PROBLEMS AND TASKS:
1. In the forum thread on Jeff Bower's exit from the Hornets, who is the team president who announced the split?
2. Please carry on the forum thread on Jeff Bower's exit from the Hornets, picking up after its final post.

— start of ARTICLE —

# Bye bye Bower...



## girllovesthegame (Nov 3, 2005)

> LAS VEGAS -- The New Orleans Hornets team president Hugh Weber said on Tuesday that the franchise and General Manager Jeff Bower have mutually agreed to part ways, effective immediately.
> 
> A search for his replacement is underway. Bower attended the Hornets' summer league shootaround practice on Tuesday morning, but he left without speaking to the media.
> 
> ...


http://www.nola.com/hornets/index.ssf/2010/07/new_orleans_hornets_and_jeff_b.html


----------



## girllovesthegame (Nov 3, 2005)

From Yahoo's Adrian Wojnarowski's twitter...




> Hornets fired Jeff Bower today as GM, sources say. Ownership made decision at least 7-10 days ago, and have been identifying replacements.
> 15 minutes ago via web





> There had been increased tension between Shinn family and Bower, but no one saw this coming now. Shinn father and son duo NBA's worst combo.
> 2 minutes ago via web


Wooo!


----------



## girllovesthegame (Nov 3, 2005)

Ok so I just read from someone with a reliable source that it was mutual. Bower sat down with Chouest and Weber a few weeks ago and drew up a list of candidates to replace him and he was aware of everything and thought it was time for a change. I guess we'll hear more later.


----------



## Tooeasy (Nov 4, 2003)

girllovesthegame said:


> Ok so I just read from someone with a reliable source that it was mutual. Bower sat down with Chouest and Weber a few weeks ago and drew up a list of candidates to replace him and he was aware of everything and thought it was time for a change. I guess we'll hear more later.


Thats cool. Bower caught way too much heat considering the limited assets he had to work with. If peja and chandler didnt turn into octogenarians overnight they wouldve both been looked at as good moves, and hes done a great job of unloading garbage/fringe nba players to other teams to give us salary relief. He doesnt get overly emotional and stays focused on spinning the wheels to make the team better, but it isnt easy to make chicken salad out of chicken ****.


----------



## Geaux Tigers (Apr 26, 2004)

I thought Bower was doing an alright job. I liked the pick of Marcus Thornton and Darren Collison. We shall see how Brackens and Pondexter turn out. But the real focus has got to be getting Chris Paul the help he seeks and deserves, and maybe someone else can finally do that.

— end of ARTICLE —
— start of DATA EXCERPT —

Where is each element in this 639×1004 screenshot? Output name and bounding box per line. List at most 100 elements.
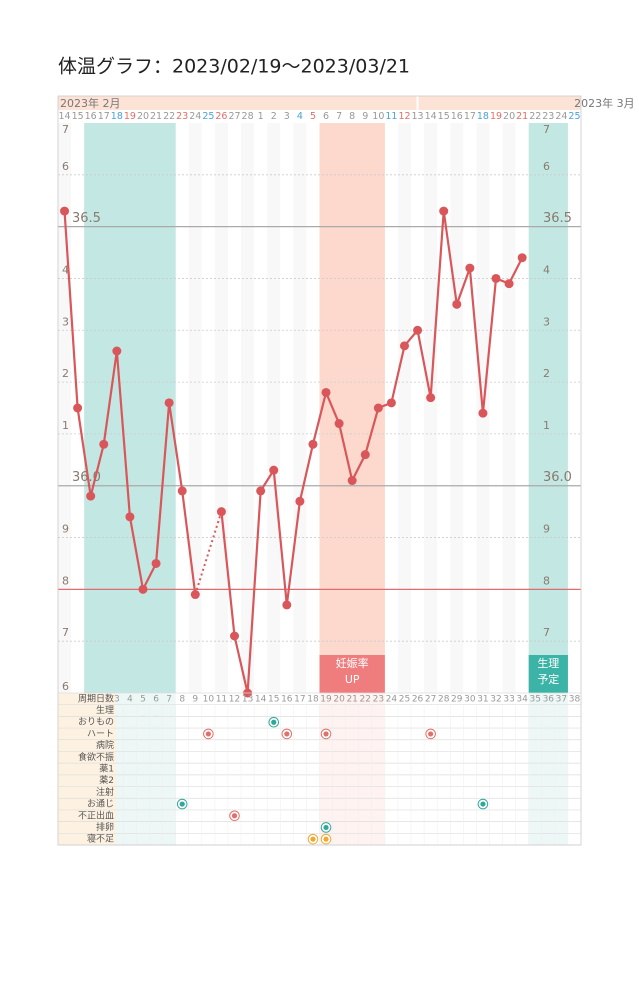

— end of DATA EXCERPT —

RESPONSES BY TASK:
1. Hugh Weber

2.
----------



## girllovesthegame (Nov 3, 2005)

Geaux Tigers said:


> I thought Bower was doing an alright job. I liked the pick of Marcus Thornton and Darren Collison. We shall see how Brackens and Pondexter turn out. But the real focus has got to be getting Chris Paul the help he seeks and deserves, and maybe someone else can finally do that.


I agree. The Thornton/Collison draft was a great one. The verdict is still out on Brackins and Pondexter but let's not forget about Armstrong, Simmons, and Wright. So as far as drafting goes, since CP3 was drafted, Bower has had 1 very nice draft (2009), 1 verdict still out (2010) and 2 not so good drafts (2006, 2007). He did make moves I never thought he'd be able to make by getting rid of some unworthy players/contracts but is it safe to say he was the reason we had those players/contracts in the first place? I don't know. Whoever they get in here let's hope they can do a better job.

According to David Aldridge it will NOT be Hornets prez Hugh Weber..



> To end the speculation: team prez Hugh Weber will not be a candidate for GM in NO, according 2 source. Team expects to fill GM spot shortly.
> about 3 hours ago via web


----------



## Geaux Tigers (Apr 26, 2004)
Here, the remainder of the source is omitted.